EXERCISE BRIEF -
For the copy, please give all of the data again exactly and leave the pictures out.

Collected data
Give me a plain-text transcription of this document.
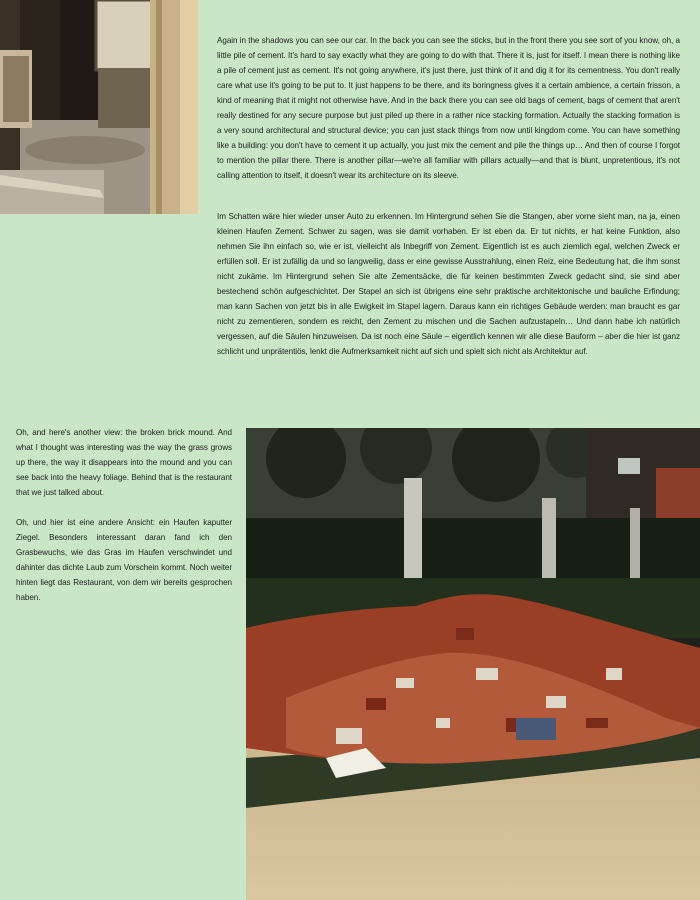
Again in the shadows you can see our car. In the back you can see the sticks, but in the front there you see sort of you know, oh, a little pile of cement. It's hard to say exactly what they are going to do with that. There it is, just for itself. I mean there is nothing like a pile of cement just as cement. It's not going anywhere, it's just there, just think of it and dig it for its cementness. You don't really care what use it's going to be put to. It just happens to be there, and its boringness gives it a certain ambience, a certain frisson, a kind of meaning that it might not otherwise have. And in the back there you can see old bags of cement, bags of cement that aren't really destined for any secure purpose but just piled up there in a rather nice stacking formation. Actually the stacking formation is a very sound architectural and structural device; you can just stack things from now until kingdom come. You can have something like a building: you don't have to cement it up actually, you just mix the cement and pile the things up… And then of course I forgot to mention the pillar there. There is another pillar—we're all familiar with pillars actually—and that is blunt, unpretentious, it's not calling attention to itself, it doesn't wear its architecture on its sleeve.

Im Schatten wäre hier wieder unser Auto zu erkennen. Im Hintergrund sehen Sie die Stangen, aber vorne sieht man, na ja, einen kleinen Haufen Zement. Schwer zu sagen, was sie damit vorhaben. Er ist eben da. Er tut nichts, er hat keine Funktion, also nehmen Sie ihn einfach so, wie er ist, vielleicht als Inbegriff von Zement. Eigentlich ist es auch ziemlich egal, welchen Zweck er erfüllen soll. Er ist zufällig da und so langweilig, dass er eine gewisse Ausstrahlung, einen Reiz, eine Bedeutung hat, die ihm sonst nicht zukäme. Im Hintergrund sehen Sie alte Zementsäcke, die für keinen bestimmten Zweck gedacht sind, sie sind aber bestechend schön aufgeschichtet. Der Stapel an sich ist übrigens eine sehr praktische architektonische und bauliche Erfindung; man kann Sachen von jetzt bis in alle Ewigkeit im Stapel lagern. Daraus kann ein richtiges Gebäude werden: man braucht es gar nicht zu zementieren, sondern es reicht, den Zement zu mischen und die Sachen aufzustapeln… Und dann habe ich natürlich vergessen, auf die Säulen hinzuweisen. Da ist noch eine Säule – eigentlich kennen wir alle diese Bauform – aber die hier ist ganz schlicht und unprätentiös, lenkt die Aufmerksamkeit nicht auf sich und spielt sich nicht als Architektur auf.

Oh, and here's another view: the broken brick mound. And what I thought was interesting was the way the grass grows up there, the way it disappears into the mound and you can see back into the heavy foliage. Behind that is the restaurant that we just talked about.

Oh, und hier ist eine andere Ansicht: ein Haufen kaputter Ziegel. Besonders interessant daran fand ich den Grasbewuchs, wie das Gras im Haufen verschwindet und dahinter das dichte Laub zum Vorschein kommt. Noch weiter hinten liegt das Restaurant, von dem wir bereits gesprochen haben.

SOLUTION TO THIS TASK -
Give me a plain-text transcription of this document.
Again in the shadows you can see our car. In the back you can see the sticks, but in the front there you see sort of you know, oh, a little pile of cement. It's hard to say exactly what they are going to do with that. There it is, just for itself. I mean there is nothing like a pile of cement just as cement. It's not going anywhere, it's just there, just think of it and dig it for its cementness. You don't really care what use it's going to be put to. It just happens to be there, and its boringness gives it a certain ambience, a certain frisson, a kind of meaning that it might not otherwise have. And in the back there you can see old bags of cement, bags of cement that aren't really destined for any secure purpose but just piled up there in a rather nice stacking formation. Actually the stacking formation is a very sound architectural and structural device; you can just stack things from now until kingdom come. You can have something like a building: you don't have to cement it up actually, you just mix the cement and pile the things up… And then of course I forgot to mention the pillar there. There is another pillar—we're all familiar with pillars actually—and that is blunt, unpretentious, it's not calling attention to itself, it doesn't wear its architecture on its sleeve.

Im Schatten wäre hier wieder unser Auto zu erkennen. Im Hintergrund sehen Sie die Stangen, aber vorne sieht man, na ja, einen kleinen Haufen Zement. Schwer zu sagen, was sie damit vorhaben. Er ist eben da. Er tut nichts, er hat keine Funktion, also nehmen Sie ihn einfach so, wie er ist, vielleicht als Inbegriff von Zement. Eigentlich ist es auch ziemlich egal, welchen Zweck er erfüllen soll. Er ist zufällig da und so langweilig, dass er eine gewisse Ausstrahlung, einen Reiz, eine Bedeutung hat, die ihm sonst nicht zukäme. Im Hintergrund sehen Sie alte Zementsäcke, die für keinen bestimmten Zweck gedacht sind, sie sind aber bestechend schön aufgeschichtet. Der Stapel an sich ist übrigens eine sehr praktische architektonische und bauliche Erfindung; man kann Sachen von jetzt bis in alle Ewigkeit im Stapel lagern. Daraus kann ein richtiges Gebäude werden: man braucht es gar nicht zu zementieren, sondern es reicht, den Zement zu mischen und die Sachen aufzustapeln… Und dann habe ich natürlich vergessen, auf die Säulen hinzuweisen. Da ist noch eine Säule – eigentlich kennen wir alle diese Bauform – aber die hier ist ganz schlicht und unprätentiös, lenkt die Aufmerksamkeit nicht auf sich und spielt sich nicht als Architektur auf.

Oh, and here's another view: the broken brick mound. And what I thought was interesting was the way the grass grows up there, the way it disappears into the mound and you can see back into the heavy foliage. Behind that is the restaurant that we just talked about.

Oh, und hier ist eine andere Ansicht: ein Haufen kaputter Ziegel. Besonders interessant daran fand ich den Grasbewuchs, wie das Gras im Haufen verschwindet und dahinter das dichte Laub zum Vorschein kommt. Noch weiter hinten liegt das Restaurant, von dem wir bereits gesprochen haben.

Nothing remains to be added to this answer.